START Supplied material

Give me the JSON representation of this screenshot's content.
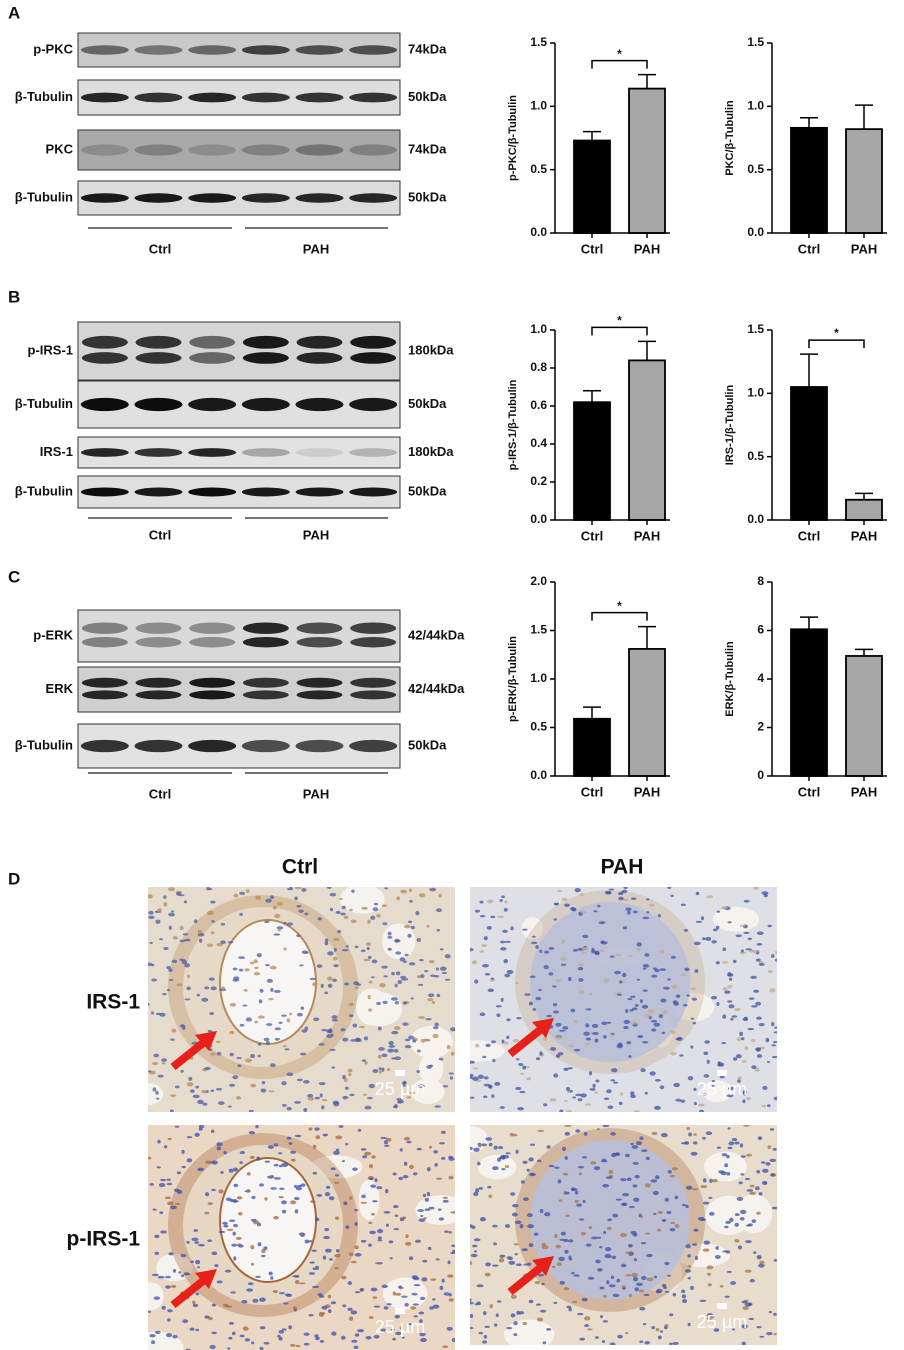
{
  "panels": [
    {
      "letter": "A",
      "blots": [
        {
          "label": "p-PKC",
          "weight": "74kDa"
        },
        {
          "label": "β-Tubulin",
          "weight": "50kDa"
        },
        {
          "label": "PKC",
          "weight": "74kDa"
        },
        {
          "label": "β-Tubulin",
          "weight": "50kDa"
        }
      ],
      "groups": [
        "Ctrl",
        "PAH"
      ]
    },
    {
      "letter": "B",
      "blots": [
        {
          "label": "p-IRS-1",
          "weight": "180kDa"
        },
        {
          "label": "β-Tubulin",
          "weight": "50kDa"
        },
        {
          "label": "IRS-1",
          "weight": "180kDa"
        },
        {
          "label": "β-Tubulin",
          "weight": "50kDa"
        }
      ],
      "groups": [
        "Ctrl",
        "PAH"
      ]
    },
    {
      "letter": "C",
      "blots": [
        {
          "label": "p-ERK",
          "weight": "42/44kDa"
        },
        {
          "label": "ERK",
          "weight": "42/44kDa"
        },
        {
          "label": "β-Tubulin",
          "weight": "50kDa"
        }
      ],
      "groups": [
        "Ctrl",
        "PAH"
      ]
    }
  ],
  "chart_data": [
    {
      "type": "bar",
      "y_label": "p-PKC/β-Tubulin",
      "categories": [
        "Ctrl",
        "PAH"
      ],
      "values": [
        0.73,
        1.14
      ],
      "errors": [
        0.07,
        0.11
      ],
      "colors": [
        "#000000",
        "#a6a6a6"
      ],
      "ylim": [
        0,
        1.5
      ],
      "yticks": [
        {
          "value": 0,
          "label": "0.0"
        },
        0.5,
        {
          "value": 1,
          "label": "1.0"
        },
        1.5
      ],
      "annotation": "*"
    },
    {
      "type": "bar",
      "y_label": "PKC/β-Tubulin",
      "categories": [
        "Ctrl",
        "PAH"
      ],
      "values": [
        0.83,
        0.82
      ],
      "errors": [
        0.08,
        0.19
      ],
      "colors": [
        "#000000",
        "#a6a6a6"
      ],
      "ylim": [
        0,
        1.5
      ],
      "yticks": [
        {
          "value": 0,
          "label": "0.0"
        },
        0.5,
        {
          "value": 1,
          "label": "1.0"
        },
        1.5
      ]
    },
    {
      "type": "bar",
      "y_label": "p-IRS-1/β-Tubulin",
      "categories": [
        "Ctrl",
        "PAH"
      ],
      "values": [
        0.62,
        0.84
      ],
      "errors": [
        0.06,
        0.1
      ],
      "colors": [
        "#000000",
        "#a6a6a6"
      ],
      "ylim": [
        0,
        1
      ],
      "yticks": [
        {
          "value": 0,
          "label": "0.0"
        },
        0.2,
        0.4,
        0.6,
        0.8,
        {
          "value": 1,
          "label": "1.0"
        }
      ],
      "annotation": "*"
    },
    {
      "type": "bar",
      "y_label": "IRS-1/β-Tubulin",
      "categories": [
        "Ctrl",
        "PAH"
      ],
      "values": [
        1.05,
        0.16
      ],
      "errors": [
        0.26,
        0.05
      ],
      "colors": [
        "#000000",
        "#a6a6a6"
      ],
      "ylim": [
        0,
        1.5
      ],
      "yticks": [
        {
          "value": 0,
          "label": "0.0"
        },
        0.5,
        {
          "value": 1,
          "label": "1.0"
        },
        1.5
      ],
      "annotation": "*"
    },
    {
      "type": "bar",
      "y_label": "p-ERK/β-Tubulin",
      "categories": [
        "Ctrl",
        "PAH"
      ],
      "values": [
        0.59,
        1.31
      ],
      "errors": [
        0.12,
        0.23
      ],
      "colors": [
        "#000000",
        "#a6a6a6"
      ],
      "ylim": [
        0,
        2
      ],
      "yticks": [
        {
          "value": 0,
          "label": "0.0"
        },
        0.5,
        {
          "value": 1,
          "label": "1.0"
        },
        1.5,
        {
          "value": 2,
          "label": "2.0"
        }
      ],
      "annotation": "*"
    },
    {
      "type": "bar",
      "y_label": "ERK/β-Tubulin",
      "categories": [
        "Ctrl",
        "PAH"
      ],
      "values": [
        6.05,
        4.95
      ],
      "errors": [
        0.5,
        0.27
      ],
      "colors": [
        "#000000",
        "#a6a6a6"
      ],
      "ylim": [
        0,
        8
      ],
      "yticks": [
        0,
        2,
        4,
        6,
        8
      ]
    }
  ],
  "histology": {
    "letter": "D",
    "columns": [
      "Ctrl",
      "PAH"
    ],
    "rows": [
      "IRS-1",
      "p-IRS-1"
    ],
    "scale_bar": "25 µm"
  }
}
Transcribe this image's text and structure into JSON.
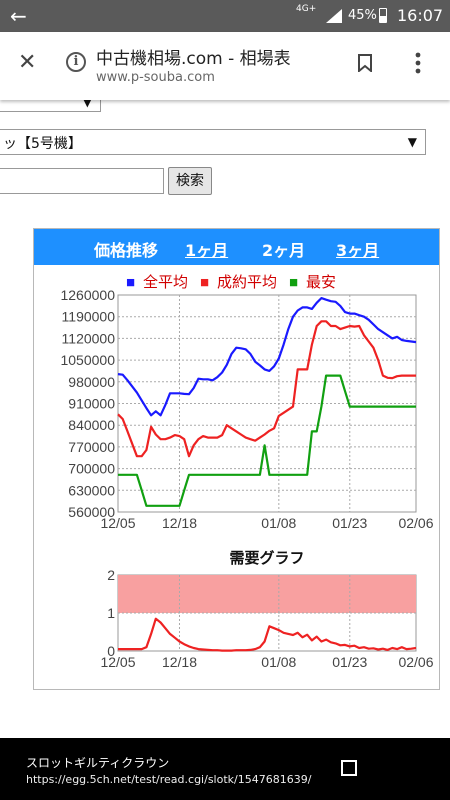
{
  "status_bar": {
    "network": "4G+",
    "battery": "45%",
    "time": "16:07",
    "back_icon": "back-arrow-icon"
  },
  "toolbar": {
    "title": "中古機相場.com - 相場表",
    "url": "www.p-souba.com",
    "icons": [
      "close-icon",
      "info-icon",
      "bookmark-icon",
      "more-vert-icon"
    ]
  },
  "form": {
    "select1_value": "",
    "select2_value": "ッ【5号機】",
    "search_value": "",
    "search_button": "検索"
  },
  "chart_header": {
    "title": "価格推移",
    "period_1m": "1ヶ月",
    "period_2m": "2ヶ月",
    "period_3m": "3ヶ月",
    "background": "#1e90ff"
  },
  "chart_data": [
    {
      "type": "line",
      "title": "",
      "legend": [
        {
          "name": "全平均",
          "color": "#1a1aff"
        },
        {
          "name": "成約平均",
          "color": "#ee2222"
        },
        {
          "name": "最安",
          "color": "#11a011"
        }
      ],
      "legend_placement": "top",
      "x_start": "12/05",
      "x_end": "02/06",
      "x_tick_labels": [
        "12/05",
        "12/18",
        "01/08",
        "01/23",
        "02/06"
      ],
      "xlim": [
        0,
        63
      ],
      "x_ticks": [
        0,
        13,
        34,
        49,
        63
      ],
      "y_tick_labels": [
        "1260000",
        "1190000",
        "1120000",
        "1050000",
        "980000",
        "910000",
        "840000",
        "770000",
        "700000",
        "630000",
        "560000"
      ],
      "ylim": [
        560000,
        1260000
      ],
      "grid": true,
      "series": [
        {
          "name": "全平均",
          "color": "#1a1aff",
          "x": [
            0,
            1,
            2,
            3,
            4,
            5,
            6,
            7,
            8,
            9,
            10,
            11,
            12,
            13,
            14,
            15,
            16,
            17,
            18,
            19,
            20,
            21,
            22,
            23,
            24,
            25,
            26,
            27,
            28,
            29,
            30,
            31,
            32,
            33,
            34,
            35,
            36,
            37,
            38,
            39,
            40,
            41,
            42,
            43,
            44,
            45,
            46,
            47,
            48,
            49,
            50,
            51,
            52,
            53,
            54,
            55,
            56,
            57,
            58,
            59,
            60,
            61,
            62,
            63
          ],
          "values": [
            1005000,
            1003000,
            985000,
            965000,
            945000,
            920000,
            895000,
            872000,
            885000,
            872000,
            905000,
            943000,
            943000,
            943000,
            941000,
            940000,
            960000,
            990000,
            988000,
            988000,
            985000,
            995000,
            1010000,
            1035000,
            1070000,
            1090000,
            1088000,
            1085000,
            1070000,
            1045000,
            1033000,
            1020000,
            1015000,
            1030000,
            1055000,
            1100000,
            1150000,
            1190000,
            1210000,
            1220000,
            1220000,
            1215000,
            1235000,
            1250000,
            1245000,
            1240000,
            1238000,
            1225000,
            1205000,
            1200000,
            1200000,
            1195000,
            1190000,
            1180000,
            1165000,
            1150000,
            1140000,
            1130000,
            1120000,
            1125000,
            1115000,
            1112000,
            1110000,
            1108000
          ]
        },
        {
          "name": "成約平均",
          "color": "#ee2222",
          "x": [
            0,
            1,
            2,
            3,
            4,
            5,
            6,
            7,
            8,
            9,
            10,
            11,
            12,
            13,
            14,
            15,
            16,
            17,
            18,
            19,
            20,
            21,
            22,
            23,
            24,
            25,
            26,
            27,
            28,
            29,
            30,
            31,
            32,
            33,
            34,
            35,
            36,
            37,
            38,
            39,
            40,
            41,
            42,
            43,
            44,
            45,
            46,
            47,
            48,
            49,
            50,
            51,
            52,
            53,
            54,
            55,
            56,
            57,
            58,
            59,
            60,
            61,
            62,
            63
          ],
          "values": [
            875000,
            860000,
            820000,
            780000,
            740000,
            740000,
            760000,
            835000,
            810000,
            795000,
            795000,
            800000,
            808000,
            805000,
            795000,
            740000,
            775000,
            795000,
            805000,
            800000,
            800000,
            800000,
            808000,
            840000,
            830000,
            820000,
            810000,
            800000,
            795000,
            790000,
            800000,
            810000,
            822000,
            830000,
            870000,
            880000,
            890000,
            900000,
            1020000,
            1020000,
            1020000,
            1100000,
            1160000,
            1175000,
            1175000,
            1160000,
            1160000,
            1150000,
            1155000,
            1160000,
            1158000,
            1160000,
            1130000,
            1110000,
            1090000,
            1050000,
            1000000,
            993000,
            992000,
            998000,
            1000000,
            1000000,
            1000000,
            1000000
          ]
        },
        {
          "name": "最安",
          "color": "#11a011",
          "x": [
            0,
            1,
            2,
            3,
            4,
            5,
            6,
            7,
            8,
            9,
            10,
            11,
            12,
            13,
            14,
            15,
            16,
            17,
            18,
            19,
            20,
            21,
            22,
            23,
            24,
            25,
            26,
            27,
            28,
            29,
            30,
            31,
            32,
            33,
            34,
            35,
            36,
            37,
            38,
            39,
            40,
            41,
            42,
            43,
            44,
            45,
            46,
            47,
            48,
            49,
            50,
            51,
            52,
            53,
            54,
            55,
            56,
            57,
            58,
            59,
            60,
            61,
            62,
            63
          ],
          "values": [
            680000,
            680000,
            680000,
            680000,
            680000,
            630000,
            580000,
            580000,
            580000,
            580000,
            580000,
            580000,
            580000,
            580000,
            630000,
            680000,
            680000,
            680000,
            680000,
            680000,
            680000,
            680000,
            680000,
            680000,
            680000,
            680000,
            680000,
            680000,
            680000,
            680000,
            680000,
            775000,
            680000,
            680000,
            680000,
            680000,
            680000,
            680000,
            680000,
            680000,
            680000,
            820000,
            820000,
            900000,
            1000000,
            1000000,
            1000000,
            1000000,
            950000,
            900000,
            900000,
            900000,
            900000,
            900000,
            900000,
            900000,
            900000,
            900000,
            900000,
            900000,
            900000,
            900000,
            900000,
            900000
          ]
        }
      ]
    },
    {
      "type": "line",
      "title": "需要グラフ",
      "x_tick_labels": [
        "12/05",
        "12/18",
        "01/08",
        "01/23",
        "02/06"
      ],
      "xlim": [
        0,
        63
      ],
      "x_ticks": [
        0,
        13,
        34,
        49,
        63
      ],
      "y_tick_labels": [
        "2",
        "1",
        "0"
      ],
      "ylim": [
        0,
        2
      ],
      "grid": true,
      "band": {
        "from": 1,
        "to": 2,
        "color": "#f8a0a0"
      },
      "series": [
        {
          "name": "",
          "color": "#ee2222",
          "x": [
            0,
            1,
            2,
            3,
            4,
            5,
            6,
            7,
            8,
            9,
            10,
            11,
            12,
            13,
            14,
            15,
            16,
            17,
            18,
            19,
            20,
            21,
            22,
            23,
            24,
            25,
            26,
            27,
            28,
            29,
            30,
            31,
            32,
            33,
            34,
            35,
            36,
            37,
            38,
            39,
            40,
            41,
            42,
            43,
            44,
            45,
            46,
            47,
            48,
            49,
            50,
            51,
            52,
            53,
            54,
            55,
            56,
            57,
            58,
            59,
            60,
            61,
            62,
            63
          ],
          "values": [
            0.05,
            0.05,
            0.05,
            0.05,
            0.05,
            0.05,
            0.1,
            0.45,
            0.85,
            0.75,
            0.6,
            0.45,
            0.35,
            0.25,
            0.18,
            0.12,
            0.08,
            0.05,
            0.04,
            0.03,
            0.02,
            0.02,
            0.01,
            0.01,
            0.01,
            0.02,
            0.02,
            0.02,
            0.03,
            0.05,
            0.1,
            0.25,
            0.65,
            0.6,
            0.55,
            0.48,
            0.45,
            0.42,
            0.48,
            0.36,
            0.43,
            0.28,
            0.38,
            0.25,
            0.3,
            0.23,
            0.2,
            0.15,
            0.16,
            0.12,
            0.14,
            0.08,
            0.1,
            0.06,
            0.07,
            0.04,
            0.06,
            0.03,
            0.08,
            0.05,
            0.1,
            0.05,
            0.06,
            0.08
          ]
        }
      ]
    }
  ],
  "legend_marker": "■",
  "bottom_bar": {
    "title": "スロットギルティクラウン",
    "url": "https://egg.5ch.net/test/read.cgi/slotk/1547681639/",
    "icon": "square-icon"
  }
}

END Supplied material

Find the lines that include the string "JSON", then copy each of them.

> **Solution**
Give me the JSON representation of this screenshot's content.
Transcribe this image's text and structure into JSON.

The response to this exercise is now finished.